-- Written request --
The complete listing should be restated exactly.
□ □ □
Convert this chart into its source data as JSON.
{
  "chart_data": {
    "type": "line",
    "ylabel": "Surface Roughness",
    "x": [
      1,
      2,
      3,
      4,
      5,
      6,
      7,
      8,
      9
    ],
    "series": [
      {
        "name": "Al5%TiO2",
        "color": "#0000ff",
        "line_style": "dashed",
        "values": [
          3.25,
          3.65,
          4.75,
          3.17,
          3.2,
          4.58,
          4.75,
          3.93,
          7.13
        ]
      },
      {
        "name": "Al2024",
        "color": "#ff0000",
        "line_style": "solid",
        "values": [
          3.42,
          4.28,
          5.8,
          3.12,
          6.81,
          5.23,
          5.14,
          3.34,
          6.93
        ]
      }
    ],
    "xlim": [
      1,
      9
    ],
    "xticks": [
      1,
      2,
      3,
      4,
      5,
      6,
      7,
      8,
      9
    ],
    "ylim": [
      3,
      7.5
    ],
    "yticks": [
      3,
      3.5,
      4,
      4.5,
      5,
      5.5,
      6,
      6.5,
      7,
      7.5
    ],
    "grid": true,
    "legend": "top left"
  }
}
□ □ □
-- Reply --
Convert this chart into its source data as JSON.
{
  "chart_data": {
    "type": "line",
    "ylabel": "Surface Roughness",
    "x": [
      1,
      2,
      3,
      4,
      5,
      6,
      7,
      8,
      9
    ],
    "series": [
      {
        "name": "Al5%TiO2",
        "color": "#0000ff",
        "line_style": "dashed",
        "values": [
          3.25,
          3.65,
          4.75,
          3.17,
          3.2,
          4.58,
          4.75,
          3.93,
          7.13
        ]
      },
      {
        "name": "Al2024",
        "color": "#ff0000",
        "line_style": "solid",
        "values": [
          3.42,
          4.28,
          5.8,
          3.12,
          6.81,
          5.23,
          5.14,
          3.34,
          6.93
        ]
      }
    ],
    "xlim": [
      1,
      9
    ],
    "xticks": [
      1,
      2,
      3,
      4,
      5,
      6,
      7,
      8,
      9
    ],
    "ylim": [
      3,
      7.5
    ],
    "yticks": [
      3,
      3.5,
      4,
      4.5,
      5,
      5.5,
      6,
      6.5,
      7,
      7.5
    ],
    "grid": true,
    "legend": "top left"
  }
}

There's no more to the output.